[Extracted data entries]
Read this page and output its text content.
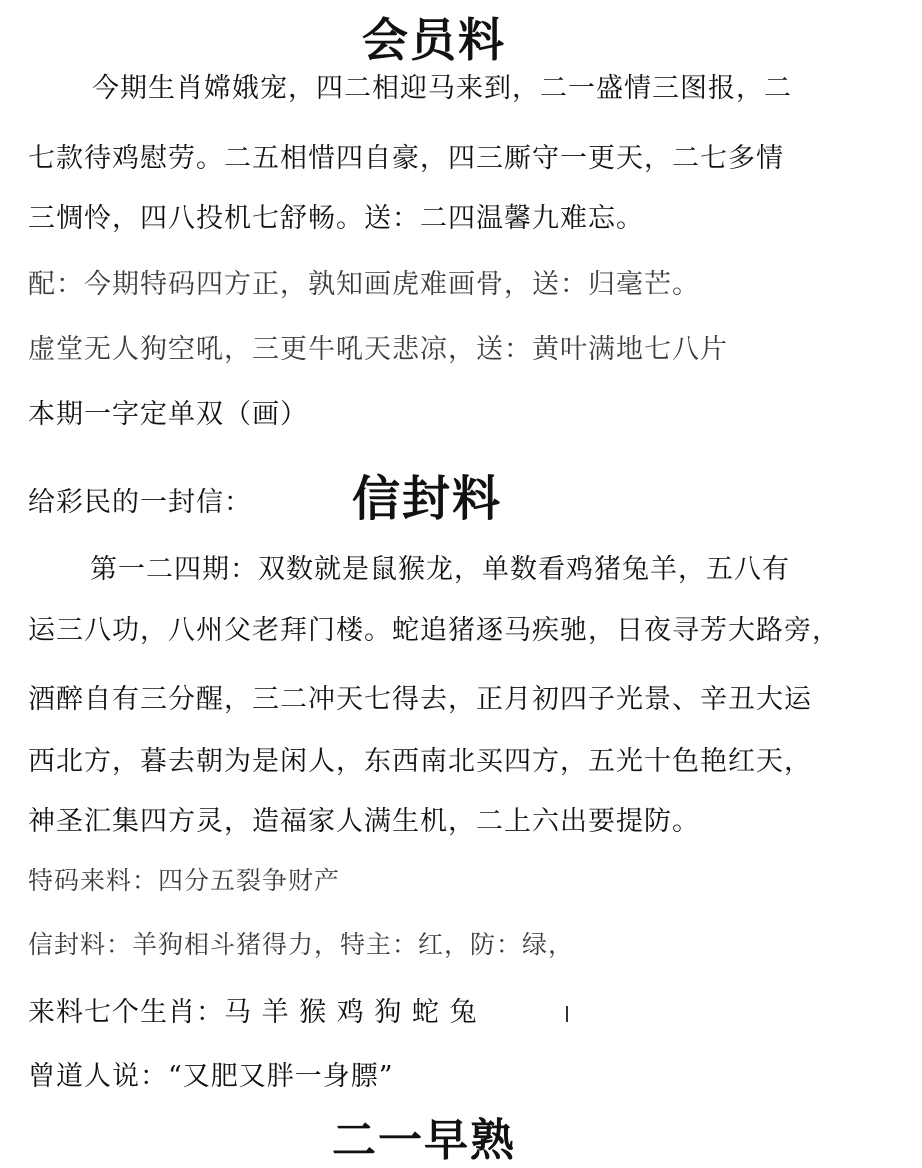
会员料
今期生肖嫦娥宠，四二相迎马来到，二一盛情三图报，二
七款待鸡慰劳。二五相惜四自豪，四三厮守一更天，二七多情
三惆怜，四八投机七舒畅。送：二四温馨九难忘。
配：今期特码四方正，孰知画虎难画骨，送：归毫芒。
虚堂无人狗空吼，三更牛吼天悲凉，送：黄叶满地七八片
本期一字定单双（画）
给彩民的一封信： 信封料
第一二四期：双数就是鼠猴龙，单数看鸡猪兔羊，五八有
运三八功，八州父老拜门楼。蛇追猪逐马疾驰，日夜寻芳大路旁，
酒醉自有三分醒，三二冲天七得去，正月初四子光景、辛丑大运
西北方，暮去朝为是闲人，东西南北买四方，五光十色艳红天，
神圣汇集四方灵，造福家人满生机，二上六出要提防。
特码来料：四分五裂争财产
信封料：羊狗相斗猪得力，特主：红，防：绿，
来料七个生肖：马 羊 猴 鸡 狗 蛇 兔
曾道人说：“又肥又胖一身膘”
二一早熟
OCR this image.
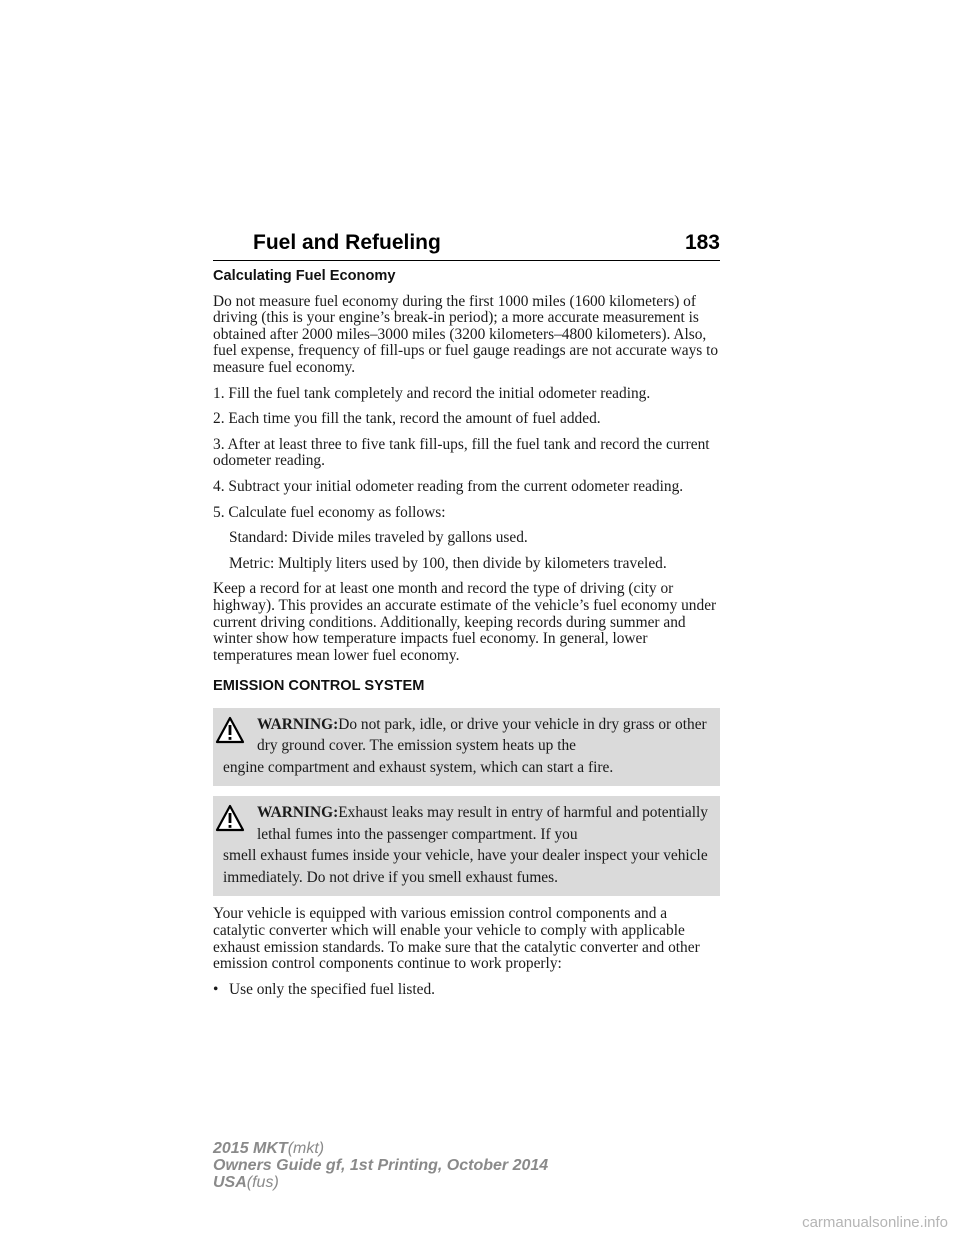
Fuel and Refueling	183
Calculating Fuel Economy

Do not measure fuel economy during the first 1000 miles (1600 kilometers) of driving (this is your engine’s break-in period); a more accurate measurement is obtained after 2000 miles–3000 miles (3200 kilometers–4800 kilometers). Also, fuel expense, frequency of fill-ups or fuel gauge readings are not accurate ways to measure fuel economy.

1. Fill the fuel tank completely and record the initial odometer reading.

2. Each time you fill the tank, record the amount of fuel added.

3. After at least three to five tank fill-ups, fill the fuel tank and record the current odometer reading.

4. Subtract your initial odometer reading from the current odometer reading.

5. Calculate fuel economy as follows:

Standard: Divide miles traveled by gallons used.

Metric: Multiply liters used by 100, then divide by kilometers traveled.

Keep a record for at least one month and record the type of driving (city or highway). This provides an accurate estimate of the vehicle’s fuel economy under current driving conditions. Additionally, keeping records during summer and winter show how temperature impacts fuel economy. In general, lower temperatures mean lower fuel economy.

EMISSION CONTROL SYSTEM
WARNING:Do not park, idle, or drive your vehicle in dry grass or other dry ground cover. The emission system heats up the
engine compartment and exhaust system, which can start a fire.
WARNING:Exhaust leaks may result in entry of harmful and potentially lethal fumes into the passenger compartment. If you
smell exhaust fumes inside your vehicle, have your dealer inspect your vehicle immediately. Do not drive if you smell exhaust fumes.

Your vehicle is equipped with various emission control components and a catalytic converter which will enable your vehicle to comply with applicable exhaust emission standards. To make sure that the catalytic converter and other emission control components continue to work properly:

• Use only the specified fuel listed.
2015 MKT(mkt)
Owners Guide gf, 1st Printing, October 2014
USA(fus)
carmanualsonline.info
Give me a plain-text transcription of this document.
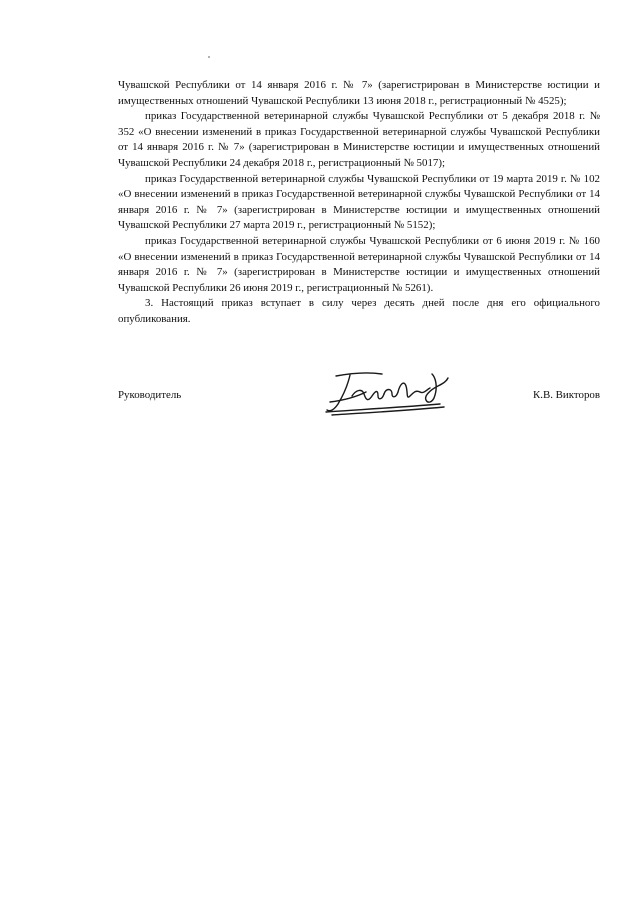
Чувашской Республики от 14 января 2016 г. № 7» (зарегистрирован в Министерстве юстиции и имущественных отношений Чувашской Республики 13 июня 2018 г., регистрационный № 4525);

приказ Государственной ветеринарной службы Чувашской Республики от 5 декабря 2018 г. № 352 «О внесении изменений в приказ Государственной ветеринарной службы Чувашской Республики от 14 января 2016 г. № 7» (зарегистрирован в Министерстве юстиции и имущественных отношений Чувашской Республики 24 декабря 2018 г., регистрационный № 5017);

приказ Государственной ветеринарной службы Чувашской Республики от 19 марта 2019 г. № 102 «О внесении изменений в приказ Государственной ветеринарной службы Чувашской Республики от 14 января 2016 г. № 7» (зарегистрирован в Министерстве юстиции и имущественных отношений Чувашской Республики 27 марта 2019 г., регистрационный № 5152);

приказ Государственной ветеринарной службы Чувашской Республики от 6 июня 2019 г. № 160 «О внесении изменений в приказ Государственной ветеринарной службы Чувашской Республики от 14 января 2016 г. № 7» (зарегистрирован в Министерстве юстиции и имущественных отношений Чувашской Республики 26 июня 2019 г., регистрационный № 5261).

3. Настоящий приказ вступает в силу через десять дней после дня его официального опубликования.

Руководитель	К.В. Викторов
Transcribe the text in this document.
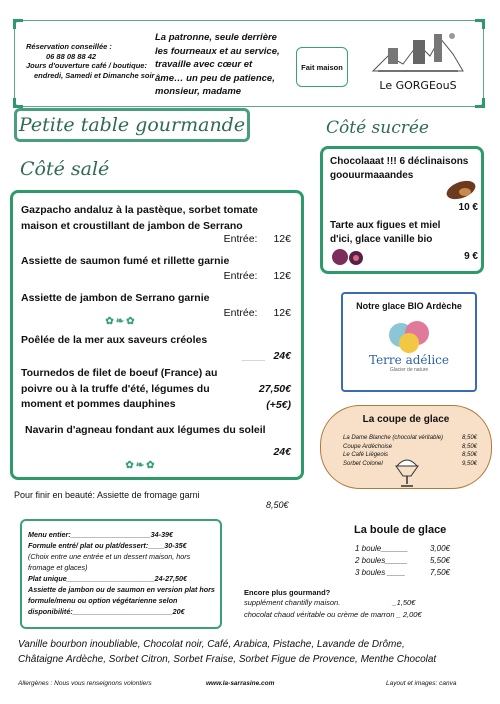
Réservation conseillée :
06 88 08 88 42
Jours d'ouverture café / boutique:
endredi, Samedi et Dimanche soir
La patronne, seule derrière les fourneaux et au service, travaille avec cœur et âme… un peu de patience, monsieur, madame
Fait maison
Le GORGEouS
Petite table gourmande
Côté salé
Gazpacho andaluz à la pastèque, sorbet tomate maison et croustillant de jambon de Serrano
Entrée: 12€
Assiette de saumon fumé et rillette garnie
Entrée: 12€
Assiette de jambon de Serrano garnie
Entrée: 12€
✿❧✿
Poêlée de la mer aux saveurs créoles
____ 24€
Tournedos de filet de boeuf (France) au poivre ou à la truffe d'été, légumes du moment et pommes dauphines
27,50€
(+5€)
Navarin d'agneau fondant aux légumes du soleil
24€
✿❧✿
Pour finir en beauté: Assiette de fromage garni
8,50€
Côté sucrée
Chocolaaat !!! 6 déclinaisons goouurmaaandes
10 €
Tarte aux figues et miel d'ici, glace vanille bio
9 €
Notre glace BIO Ardèche
Terre adélice
Glacier de nature
La coupe de glace
La Dame Blanche (chocolat véritable)	8,50€
Coupe Ardéchoise	8,50€
Le Café Liégeois	8,50€
Sorbet Colonel	9,50€
Menu entier:____________________34-39€
Formule entré/ plat ou plat/dessert:____30-35€
(Choix entre une entrée et un dessert maison, hors fromage et glaces)
Plat unique______________________24-27,50€
Assiette de jambon ou de saumon en version plat hors formule/menu ou option végétarienne selon disponibilité:_________________________20€
La boule de glace
1 boule______	3,00€
2 boules_____	5,50€
3 boules ____	7,50€
Encore plus gourmand?
supplément chantilly maison.                         _1,50€
chocolat chaud véritable ou crème de marron _ 2,00€
Vanille bourbon inoubliable, Chocolat noir, Café, Arabica, Pistache, Lavande de Drôme,
Châtaigne Ardèche, Sorbet Citron, Sorbet Fraise, Sorbet Figue de Provence, Menthe Chocolat
Allergènes : Nous vous renseignons volontiers	www.la-sarrasine.com	Layout et images: canva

- [TASK REQUIREMENTS] Repeat the full listing above exactly, with no pictures in the copy.

- [WORKED SOLUTION]
Read this page and output its text content.
会员料
今期生肖嫦娥宠，四二相迎马来到，二一盛情三图报，二
七款待鸡慰劳。二五相惜四自豪，四三厮守一更天，二七多情
三惆怜，四八投机七舒畅。送：二四温馨九难忘。
配：今期特码四方正，孰知画虎难画骨，送：归毫芒。
虚堂无人狗空吼，三更牛吼天悲凉，送：黄叶满地七八片
本期一字定单双（画）
给彩民的一封信： 信封料
第一二四期：双数就是鼠猴龙，单数看鸡猪兔羊，五八有
运三八功，八州父老拜门楼。蛇追猪逐马疾驰，日夜寻芳大路旁，
酒醉自有三分醒，三二冲天七得去，正月初四子光景、辛丑大运
西北方，暮去朝为是闲人，东西南北买四方，五光十色艳红天，
神圣汇集四方灵，造福家人满生机，二上六出要提防。
特码来料：四分五裂争财产
信封料：羊狗相斗猪得力，特主：红，防：绿，
来料七个生肖：马 羊 猴 鸡 狗 蛇 兔
曾道人说：“又肥又胖一身膘”
二一早熟
OCR this image.
Fuel and Refueling	183
Calculating Fuel Economy

Do not measure fuel economy during the first 1000 miles (1600 kilometers) of driving (this is your engine’s break-in period); a more accurate measurement is obtained after 2000 miles–3000 miles (3200 kilometers–4800 kilometers). Also, fuel expense, frequency of fill-ups or fuel gauge readings are not accurate ways to measure fuel economy.

1. Fill the fuel tank completely and record the initial odometer reading.

2. Each time you fill the tank, record the amount of fuel added.

3. After at least three to five tank fill-ups, fill the fuel tank and record the current odometer reading.

4. Subtract your initial odometer reading from the current odometer reading.

5. Calculate fuel economy as follows:

Standard: Divide miles traveled by gallons used.

Metric: Multiply liters used by 100, then divide by kilometers traveled.

Keep a record for at least one month and record the type of driving (city or highway). This provides an accurate estimate of the vehicle’s fuel economy under current driving conditions. Additionally, keeping records during summer and winter show how temperature impacts fuel economy. In general, lower temperatures mean lower fuel economy.

EMISSION CONTROL SYSTEM
WARNING:Do not park, idle, or drive your vehicle in dry grass or other dry ground cover. The emission system heats up the
engine compartment and exhaust system, which can start a fire.
WARNING:Exhaust leaks may result in entry of harmful and potentially lethal fumes into the passenger compartment. If you
smell exhaust fumes inside your vehicle, have your dealer inspect your vehicle immediately. Do not drive if you smell exhaust fumes.

Your vehicle is equipped with various emission control components and a catalytic converter which will enable your vehicle to comply with applicable exhaust emission standards. To make sure that the catalytic converter and other emission control components continue to work properly:

• Use only the specified fuel listed.
2015 MKT(mkt)
Owners Guide gf, 1st Printing, October 2014
USA(fus)
carmanualsonline.info
Give me a plain-text transcription of this document.
Чувашской Республики от 14 января 2016 г. № 7» (зарегистрирован в Министерстве юстиции и имущественных отношений Чувашской Республики 13 июня 2018 г., регистрационный № 4525);

приказ Государственной ветеринарной службы Чувашской Республики от 5 декабря 2018 г. № 352 «О внесении изменений в приказ Государственной ветеринарной службы Чувашской Республики от 14 января 2016 г. № 7» (зарегистрирован в Министерстве юстиции и имущественных отношений Чувашской Республики 24 декабря 2018 г., регистрационный № 5017);

приказ Государственной ветеринарной службы Чувашской Республики от 19 марта 2019 г. № 102 «О внесении изменений в приказ Государственной ветеринарной службы Чувашской Республики от 14 января 2016 г. № 7» (зарегистрирован в Министерстве юстиции и имущественных отношений Чувашской Республики 27 марта 2019 г., регистрационный № 5152);

приказ Государственной ветеринарной службы Чувашской Республики от 6 июня 2019 г. № 160 «О внесении изменений в приказ Государственной ветеринарной службы Чувашской Республики от 14 января 2016 г. № 7» (зарегистрирован в Министерстве юстиции и имущественных отношений Чувашской Республики 26 июня 2019 г., регистрационный № 5261).

3. Настоящий приказ вступает в силу через десять дней после дня его официального опубликования.

Руководитель	К.В. Викторов
Transcribe the text in this document.
Réservation conseillée :
06 88 08 88 42
Jours d'ouverture café / boutique:
endredi, Samedi et Dimanche soir
La patronne, seule derrière les fourneaux et au service, travaille avec cœur et âme… un peu de patience, monsieur, madame
Fait maison
Le GORGEouS
Petite table gourmande
Côté salé
Gazpacho andaluz à la pastèque, sorbet tomate maison et croustillant de jambon de Serrano
Entrée: 12€
Assiette de saumon fumé et rillette garnie
Entrée: 12€
Assiette de jambon de Serrano garnie
Entrée: 12€
✿❧✿
Poêlée de la mer aux saveurs créoles
____ 24€
Tournedos de filet de boeuf (France) au poivre ou à la truffe d'été, légumes du moment et pommes dauphines
27,50€
(+5€)
Navarin d'agneau fondant aux légumes du soleil
24€
✿❧✿
Pour finir en beauté: Assiette de fromage garni
8,50€
Côté sucrée
Chocolaaat !!! 6 déclinaisons goouurmaaandes
10 €
Tarte aux figues et miel d'ici, glace vanille bio
9 €
Notre glace BIO Ardèche
Terre adélice
Glacier de nature
La coupe de glace
La Dame Blanche (chocolat véritable)	8,50€
Coupe Ardéchoise	8,50€
Le Café Liégeois	8,50€
Sorbet Colonel	9,50€
Menu entier:____________________34-39€
Formule entré/ plat ou plat/dessert:____30-35€
(Choix entre une entrée et un dessert maison, hors fromage et glaces)
Plat unique______________________24-27,50€
Assiette de jambon ou de saumon en version plat hors formule/menu ou option végétarienne selon disponibilité:_________________________20€
La boule de glace
1 boule______	3,00€
2 boules_____	5,50€
3 boules ____	7,50€
Encore plus gourmand?
supplément chantilly maison.                         _1,50€
chocolat chaud véritable ou crème de marron _ 2,00€
Vanille bourbon inoubliable, Chocolat noir, Café, Arabica, Pistache, Lavande de Drôme,
Châtaigne Ardèche, Sorbet Citron, Sorbet Fraise, Sorbet Figue de Provence, Menthe Chocolat
Allergènes : Nous vous renseignons volontiers	www.la-sarrasine.com	Layout et images: canva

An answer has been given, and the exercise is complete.